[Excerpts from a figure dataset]

BEGIN

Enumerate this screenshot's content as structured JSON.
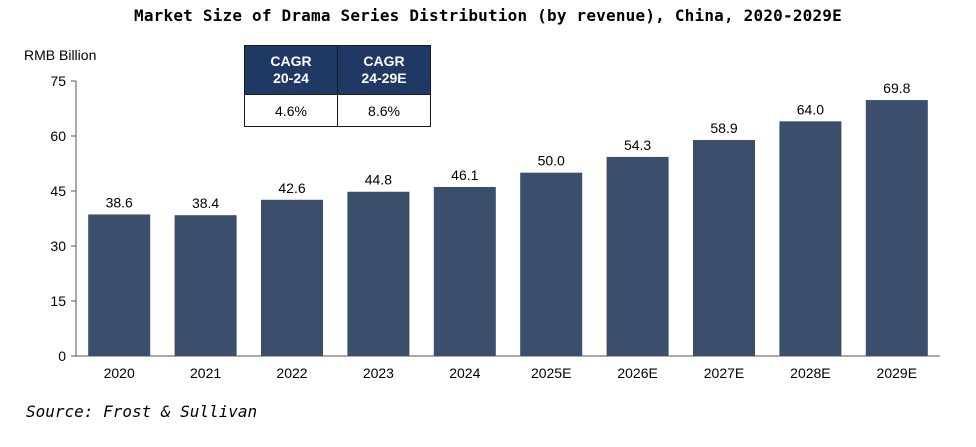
{
  "title": "Market Size of Drama Series Distribution (by revenue), China, 2020-2029E",
  "source": "Source: Frost & Sullivan",
  "cagr_table": {
    "headers": [
      {
        "line1": "CAGR",
        "line2": "20-24"
      },
      {
        "line1": "CAGR",
        "line2": "24-29E"
      }
    ],
    "values": [
      "4.6%",
      "8.6%"
    ]
  },
  "chart_data": {
    "type": "bar",
    "title": "Market Size of Drama Series Distribution (by revenue), China, 2020-2029E",
    "ylabel": "RMB Billion",
    "xlabel": "",
    "categories": [
      "2020",
      "2021",
      "2022",
      "2023",
      "2024",
      "2025E",
      "2026E",
      "2027E",
      "2028E",
      "2029E"
    ],
    "values": [
      38.6,
      38.4,
      42.6,
      44.8,
      46.1,
      50.0,
      54.3,
      58.9,
      64.0,
      69.8
    ],
    "value_labels": [
      "38.6",
      "38.4",
      "42.6",
      "44.8",
      "46.1",
      "50.0",
      "54.3",
      "58.9",
      "64.0",
      "69.8"
    ],
    "ylim": [
      0,
      75
    ],
    "yticks": [
      0,
      15,
      30,
      45,
      60,
      75
    ],
    "grid": false,
    "bar_color": "#3b4e6b"
  }
}
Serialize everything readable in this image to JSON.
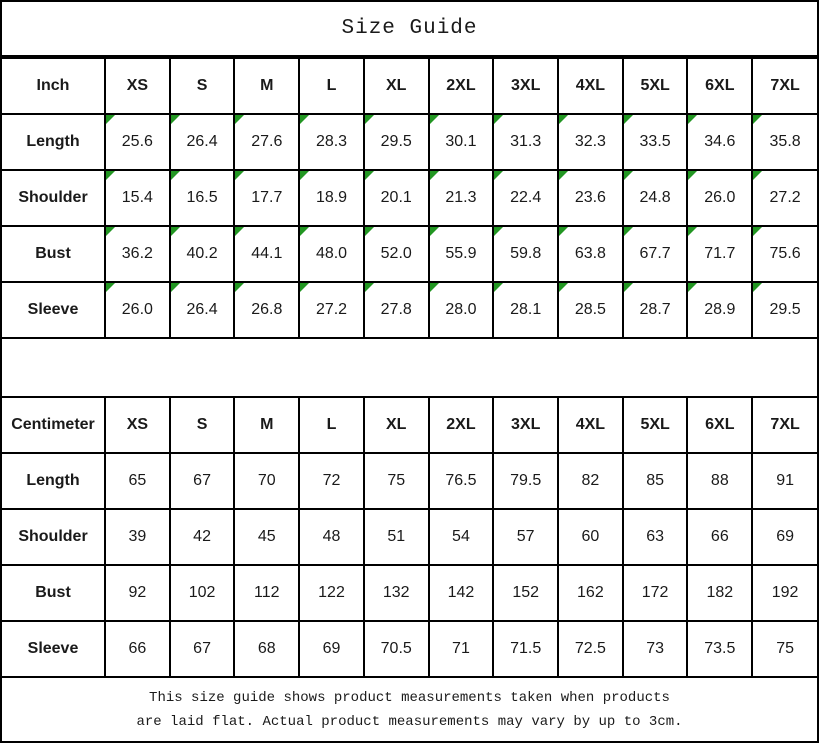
{
  "page": {
    "title": "Size Guide"
  },
  "colors": {
    "border": "#000000",
    "background": "#ffffff",
    "marker_green": "#229622"
  },
  "sizes": [
    "XS",
    "S",
    "M",
    "L",
    "XL",
    "2XL",
    "3XL",
    "4XL",
    "5XL",
    "6XL",
    "7XL"
  ],
  "tables": [
    {
      "id": "inch",
      "unit_label": "Inch",
      "has_corner_markers": true,
      "rows": [
        {
          "label": "Length",
          "values": [
            "25.6",
            "26.4",
            "27.6",
            "28.3",
            "29.5",
            "30.1",
            "31.3",
            "32.3",
            "33.5",
            "34.6",
            "35.8"
          ]
        },
        {
          "label": "Shoulder",
          "values": [
            "15.4",
            "16.5",
            "17.7",
            "18.9",
            "20.1",
            "21.3",
            "22.4",
            "23.6",
            "24.8",
            "26.0",
            "27.2"
          ]
        },
        {
          "label": "Bust",
          "values": [
            "36.2",
            "40.2",
            "44.1",
            "48.0",
            "52.0",
            "55.9",
            "59.8",
            "63.8",
            "67.7",
            "71.7",
            "75.6"
          ]
        },
        {
          "label": "Sleeve",
          "values": [
            "26.0",
            "26.4",
            "26.8",
            "27.2",
            "27.8",
            "28.0",
            "28.1",
            "28.5",
            "28.7",
            "28.9",
            "29.5"
          ]
        }
      ]
    },
    {
      "id": "centimeter",
      "unit_label": "Centimeter",
      "has_corner_markers": false,
      "rows": [
        {
          "label": "Length",
          "values": [
            "65",
            "67",
            "70",
            "72",
            "75",
            "76.5",
            "79.5",
            "82",
            "85",
            "88",
            "91"
          ]
        },
        {
          "label": "Shoulder",
          "values": [
            "39",
            "42",
            "45",
            "48",
            "51",
            "54",
            "57",
            "60",
            "63",
            "66",
            "69"
          ]
        },
        {
          "label": "Bust",
          "values": [
            "92",
            "102",
            "112",
            "122",
            "132",
            "142",
            "152",
            "162",
            "172",
            "182",
            "192"
          ]
        },
        {
          "label": "Sleeve",
          "values": [
            "66",
            "67",
            "68",
            "69",
            "70.5",
            "71",
            "71.5",
            "72.5",
            "73",
            "73.5",
            "75"
          ]
        }
      ]
    }
  ],
  "footer": {
    "line1": "This size guide shows product measurements taken when products",
    "line2": "are laid flat. Actual product measurements may vary by up to 3cm."
  }
}
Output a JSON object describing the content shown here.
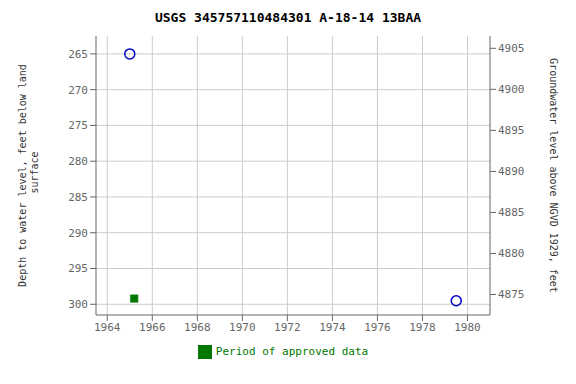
{
  "chart_data": {
    "type": "scatter",
    "title": "USGS 345757110484301 A-18-14 13BAA",
    "ylabel": "Depth to water level, feet below land\n surface",
    "y2label": "Groundwater level above NGVD 1929, feet",
    "xlim": [
      1963.5,
      1981.0
    ],
    "ylim": [
      301.5,
      262.5
    ],
    "y2lim": [
      4872.5,
      4906.5
    ],
    "xticks": [
      1964,
      1966,
      1968,
      1970,
      1972,
      1974,
      1976,
      1978,
      1980
    ],
    "yticks": [
      265,
      270,
      275,
      280,
      285,
      290,
      295,
      300
    ],
    "y2ticks": [
      4905,
      4900,
      4895,
      4890,
      4885,
      4880,
      4875
    ],
    "grid": true,
    "legend": "bottom",
    "series": [
      {
        "x": [
          1965.0,
          1979.5
        ],
        "values": [
          265.0,
          299.5
        ],
        "color": "#0000cc",
        "marker": "circle"
      },
      {
        "name": "Period of approved data",
        "x": [
          1965.2
        ],
        "values": [
          299.2
        ],
        "color": "#007700",
        "marker": "square"
      }
    ]
  }
}
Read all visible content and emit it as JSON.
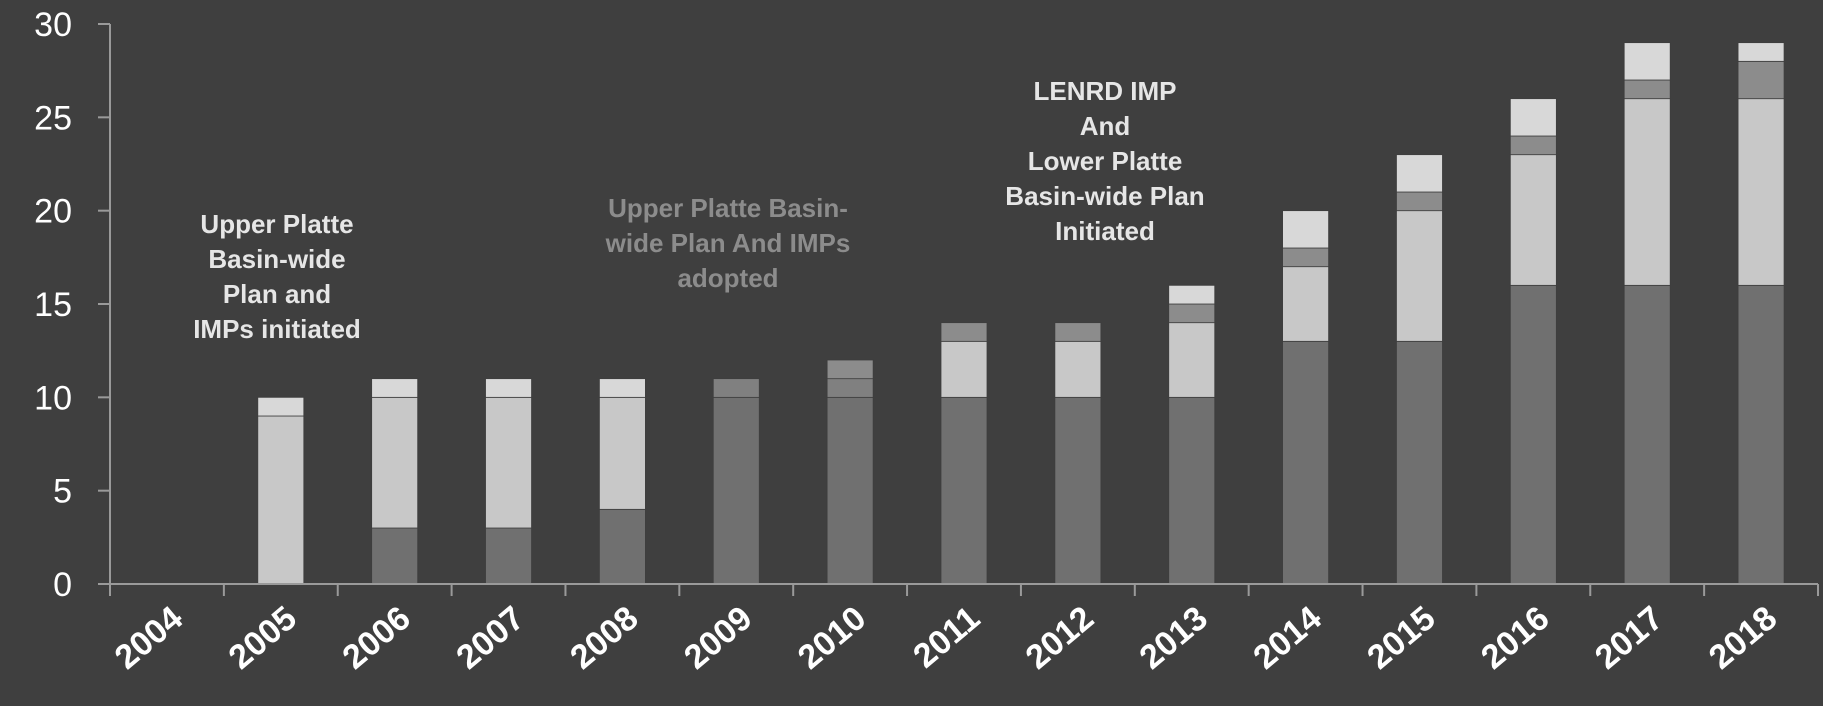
{
  "chart_data": {
    "type": "bar",
    "stacked": true,
    "categories": [
      "2004",
      "2005",
      "2006",
      "2007",
      "2008",
      "2009",
      "2010",
      "2011",
      "2012",
      "2013",
      "2014",
      "2015",
      "2016",
      "2017",
      "2018"
    ],
    "series": [
      {
        "values": [
          0,
          0,
          3,
          3,
          4,
          10,
          10,
          10,
          10,
          10,
          13,
          13,
          16,
          16,
          16
        ]
      },
      {
        "values": [
          0,
          9,
          7,
          7,
          6,
          0,
          0,
          3,
          3,
          4,
          4,
          7,
          7,
          10,
          10
        ]
      },
      {
        "values": [
          0,
          0,
          0,
          0,
          0,
          1,
          1,
          0,
          0,
          0,
          0,
          0,
          0,
          0,
          0
        ]
      },
      {
        "values": [
          0,
          0,
          0,
          0,
          0,
          0,
          1,
          1,
          1,
          1,
          1,
          1,
          1,
          1,
          2
        ]
      },
      {
        "values": [
          0,
          1,
          1,
          1,
          1,
          0,
          0,
          0,
          0,
          1,
          2,
          2,
          2,
          2,
          1
        ]
      }
    ],
    "series_colors": [
      "#707070",
      "#c8c8c8",
      "#808080",
      "#8c8c8c",
      "#d8d8d8"
    ],
    "ylim": [
      0,
      30
    ],
    "yticks": [
      "0",
      "5",
      "10",
      "15",
      "20",
      "25",
      "30"
    ],
    "xlabel": "",
    "ylabel": "",
    "grid": false,
    "annotations": [
      {
        "lines": [
          "Upper Platte",
          "Basin-wide",
          "Plan and",
          "IMPs initiated"
        ],
        "color": "#e6e6e6"
      },
      {
        "lines": [
          "Upper Platte  Basin-",
          "wide Plan And IMPs",
          "adopted"
        ],
        "color": "#8c8c8c"
      },
      {
        "lines": [
          "LENRD IMP",
          "And",
          "Lower Platte",
          "Basin-wide Plan",
          "Initiated"
        ],
        "color": "#e6e6e6"
      }
    ]
  }
}
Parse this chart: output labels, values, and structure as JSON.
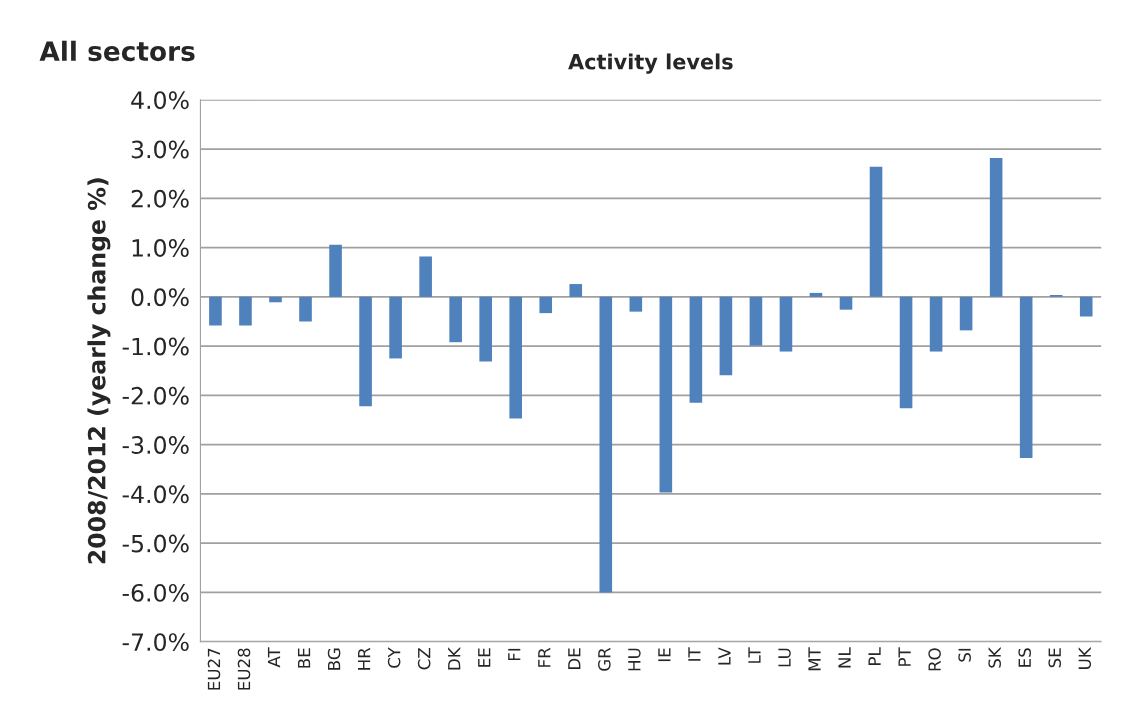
{
  "chart_data": {
    "type": "bar",
    "title": "Activity levels",
    "ylabel": "2008/2012 (yearly change %)",
    "annotations": [
      "All sectors"
    ],
    "categories": [
      "EU27",
      "EU28",
      "AT",
      "BE",
      "BG",
      "HR",
      "CY",
      "CZ",
      "DK",
      "EE",
      "FI",
      "FR",
      "DE",
      "GR",
      "HU",
      "IE",
      "IT",
      "LV",
      "LT",
      "LU",
      "MT",
      "NL",
      "PL",
      "PT",
      "RO",
      "SI",
      "SK",
      "ES",
      "SE",
      "UK"
    ],
    "values": [
      -0.58,
      -0.58,
      -0.11,
      -0.5,
      1.06,
      -2.22,
      -1.25,
      0.82,
      -0.92,
      -1.31,
      -2.47,
      -0.33,
      0.26,
      -6.0,
      -0.3,
      -3.97,
      -2.15,
      -1.59,
      -0.99,
      -1.11,
      0.08,
      -0.26,
      2.64,
      -2.26,
      -1.11,
      -0.68,
      2.82,
      -3.27,
      0.04,
      -0.4
    ],
    "color": "#4f81bd",
    "ylim": [
      -7,
      4
    ],
    "yticks": [
      {
        "value": -7,
        "label": "-7.0%"
      },
      {
        "value": -6,
        "label": "-6.0%"
      },
      {
        "value": -5,
        "label": "-5.0%"
      },
      {
        "value": -4,
        "label": "-4.0%"
      },
      {
        "value": -3,
        "label": "-3.0%"
      },
      {
        "value": -2,
        "label": "-2.0%"
      },
      {
        "value": -1,
        "label": "-1.0%"
      },
      {
        "value": 0,
        "label": "0.0%"
      },
      {
        "value": 1,
        "label": "1.0%"
      },
      {
        "value": 2,
        "label": "2.0%"
      },
      {
        "value": 3,
        "label": "3.0%"
      },
      {
        "value": 4,
        "label": "4.0%"
      }
    ],
    "grid": "y",
    "legend": false
  }
}
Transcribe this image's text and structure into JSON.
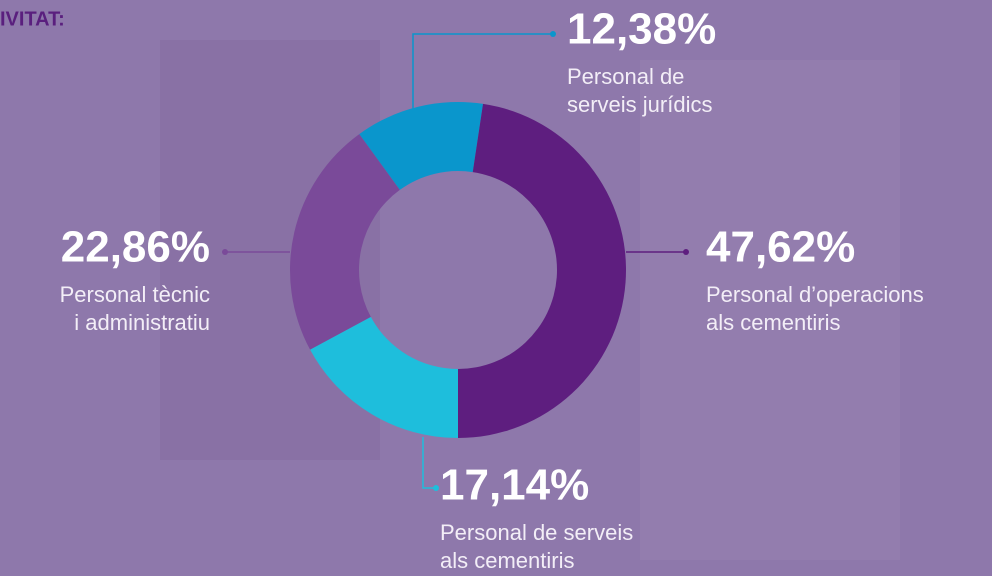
{
  "chart_data": {
    "type": "donut",
    "title": "IVITAT:",
    "categories": [
      [
        "Personal de",
        "serveis jurídics"
      ],
      [
        "Personal d’operacions",
        "als cementiris"
      ],
      [
        "Personal de serveis",
        "als cementiris"
      ],
      [
        "Personal tècnic",
        "i administratiu"
      ]
    ],
    "values": [
      12.38,
      47.62,
      17.14,
      22.86
    ],
    "value_labels": [
      "12,38%",
      "47,62%",
      "17,14%",
      "22,86%"
    ],
    "colors": [
      "#0a96cc",
      "#5e1e7f",
      "#1ebedc",
      "#7a4a99"
    ]
  }
}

END

YOUR INSTRUCTIONS: From the listing above, collect each line in which the string "measurements" appears.

ANSWER TO THIS EXERCISE:
    "line1": "This size guide shows product measurements taken when products",
    "line2": "are laid flat. Actual product measurements may vary by up to 3cm."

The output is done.